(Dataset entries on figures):

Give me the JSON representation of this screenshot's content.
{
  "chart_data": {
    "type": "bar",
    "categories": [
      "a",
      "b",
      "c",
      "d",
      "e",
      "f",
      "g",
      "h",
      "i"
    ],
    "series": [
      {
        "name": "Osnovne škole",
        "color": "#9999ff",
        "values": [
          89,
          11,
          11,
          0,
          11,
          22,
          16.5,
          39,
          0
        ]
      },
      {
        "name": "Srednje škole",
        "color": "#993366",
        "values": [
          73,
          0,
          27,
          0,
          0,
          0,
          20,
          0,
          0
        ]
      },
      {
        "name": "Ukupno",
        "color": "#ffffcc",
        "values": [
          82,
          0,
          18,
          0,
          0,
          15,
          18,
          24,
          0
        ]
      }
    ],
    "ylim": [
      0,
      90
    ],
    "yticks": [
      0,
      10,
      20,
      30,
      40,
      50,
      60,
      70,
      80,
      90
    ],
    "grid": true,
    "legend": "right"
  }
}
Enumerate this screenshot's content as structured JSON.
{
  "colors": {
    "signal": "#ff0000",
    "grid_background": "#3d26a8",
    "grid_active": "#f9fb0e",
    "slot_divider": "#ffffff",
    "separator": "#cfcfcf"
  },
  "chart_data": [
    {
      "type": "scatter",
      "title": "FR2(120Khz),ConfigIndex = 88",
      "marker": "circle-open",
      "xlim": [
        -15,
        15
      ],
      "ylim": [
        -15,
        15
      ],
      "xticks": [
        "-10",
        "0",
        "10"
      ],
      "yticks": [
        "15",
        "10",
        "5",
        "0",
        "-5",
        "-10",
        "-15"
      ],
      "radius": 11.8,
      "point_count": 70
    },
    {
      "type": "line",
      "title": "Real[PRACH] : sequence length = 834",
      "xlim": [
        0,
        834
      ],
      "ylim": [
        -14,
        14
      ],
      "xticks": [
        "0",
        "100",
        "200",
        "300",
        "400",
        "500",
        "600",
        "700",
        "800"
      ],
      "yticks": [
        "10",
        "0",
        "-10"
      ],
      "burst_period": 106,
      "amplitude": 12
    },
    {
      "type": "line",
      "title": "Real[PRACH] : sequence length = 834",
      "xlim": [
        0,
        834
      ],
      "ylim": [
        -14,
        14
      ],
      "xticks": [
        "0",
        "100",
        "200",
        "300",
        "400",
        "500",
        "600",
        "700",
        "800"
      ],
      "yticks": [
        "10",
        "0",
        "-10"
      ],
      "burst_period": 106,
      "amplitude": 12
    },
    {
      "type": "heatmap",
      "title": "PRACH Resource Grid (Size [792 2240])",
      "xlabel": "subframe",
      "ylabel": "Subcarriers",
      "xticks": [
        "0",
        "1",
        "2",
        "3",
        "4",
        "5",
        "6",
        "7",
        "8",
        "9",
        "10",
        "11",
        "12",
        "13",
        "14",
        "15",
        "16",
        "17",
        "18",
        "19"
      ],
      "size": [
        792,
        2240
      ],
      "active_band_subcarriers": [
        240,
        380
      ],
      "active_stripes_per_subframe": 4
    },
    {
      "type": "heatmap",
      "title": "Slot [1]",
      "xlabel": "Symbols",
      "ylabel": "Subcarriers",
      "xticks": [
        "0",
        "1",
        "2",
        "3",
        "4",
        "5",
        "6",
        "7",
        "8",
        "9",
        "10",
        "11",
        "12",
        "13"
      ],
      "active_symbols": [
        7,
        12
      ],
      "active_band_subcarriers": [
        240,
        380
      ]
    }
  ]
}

(WRITTEN REQUEST): Quote all of the entries verbatim.

(EXERCISE RESPONSE):
Give me the JSON representation of this screenshot's content.
{
  "chart_data": {
    "type": "bar",
    "categories": [
      "a",
      "b",
      "c",
      "d",
      "e",
      "f",
      "g",
      "h",
      "i"
    ],
    "series": [
      {
        "name": "Osnovne škole",
        "color": "#9999ff",
        "values": [
          89,
          11,
          11,
          0,
          11,
          22,
          16.5,
          39,
          0
        ]
      },
      {
        "name": "Srednje škole",
        "color": "#993366",
        "values": [
          73,
          0,
          27,
          0,
          0,
          0,
          20,
          0,
          0
        ]
      },
      {
        "name": "Ukupno",
        "color": "#ffffcc",
        "values": [
          82,
          0,
          18,
          0,
          0,
          15,
          18,
          24,
          0
        ]
      }
    ],
    "ylim": [
      0,
      90
    ],
    "yticks": [
      0,
      10,
      20,
      30,
      40,
      50,
      60,
      70,
      80,
      90
    ],
    "grid": true,
    "legend": "right"
  }
}
Enumerate this screenshot's content as structured JSON.
{
  "colors": {
    "signal": "#ff0000",
    "grid_background": "#3d26a8",
    "grid_active": "#f9fb0e",
    "slot_divider": "#ffffff",
    "separator": "#cfcfcf"
  },
  "chart_data": [
    {
      "type": "scatter",
      "title": "FR2(120Khz),ConfigIndex = 88",
      "marker": "circle-open",
      "xlim": [
        -15,
        15
      ],
      "ylim": [
        -15,
        15
      ],
      "xticks": [
        "-10",
        "0",
        "10"
      ],
      "yticks": [
        "15",
        "10",
        "5",
        "0",
        "-5",
        "-10",
        "-15"
      ],
      "radius": 11.8,
      "point_count": 70
    },
    {
      "type": "line",
      "title": "Real[PRACH] : sequence length = 834",
      "xlim": [
        0,
        834
      ],
      "ylim": [
        -14,
        14
      ],
      "xticks": [
        "0",
        "100",
        "200",
        "300",
        "400",
        "500",
        "600",
        "700",
        "800"
      ],
      "yticks": [
        "10",
        "0",
        "-10"
      ],
      "burst_period": 106,
      "amplitude": 12
    },
    {
      "type": "line",
      "title": "Real[PRACH] : sequence length = 834",
      "xlim": [
        0,
        834
      ],
      "ylim": [
        -14,
        14
      ],
      "xticks": [
        "0",
        "100",
        "200",
        "300",
        "400",
        "500",
        "600",
        "700",
        "800"
      ],
      "yticks": [
        "10",
        "0",
        "-10"
      ],
      "burst_period": 106,
      "amplitude": 12
    },
    {
      "type": "heatmap",
      "title": "PRACH Resource Grid (Size [792 2240])",
      "xlabel": "subframe",
      "ylabel": "Subcarriers",
      "xticks": [
        "0",
        "1",
        "2",
        "3",
        "4",
        "5",
        "6",
        "7",
        "8",
        "9",
        "10",
        "11",
        "12",
        "13",
        "14",
        "15",
        "16",
        "17",
        "18",
        "19"
      ],
      "size": [
        792,
        2240
      ],
      "active_band_subcarriers": [
        240,
        380
      ],
      "active_stripes_per_subframe": 4
    },
    {
      "type": "heatmap",
      "title": "Slot [1]",
      "xlabel": "Symbols",
      "ylabel": "Subcarriers",
      "xticks": [
        "0",
        "1",
        "2",
        "3",
        "4",
        "5",
        "6",
        "7",
        "8",
        "9",
        "10",
        "11",
        "12",
        "13"
      ],
      "active_symbols": [
        7,
        12
      ],
      "active_band_subcarriers": [
        240,
        380
      ]
    }
  ]
}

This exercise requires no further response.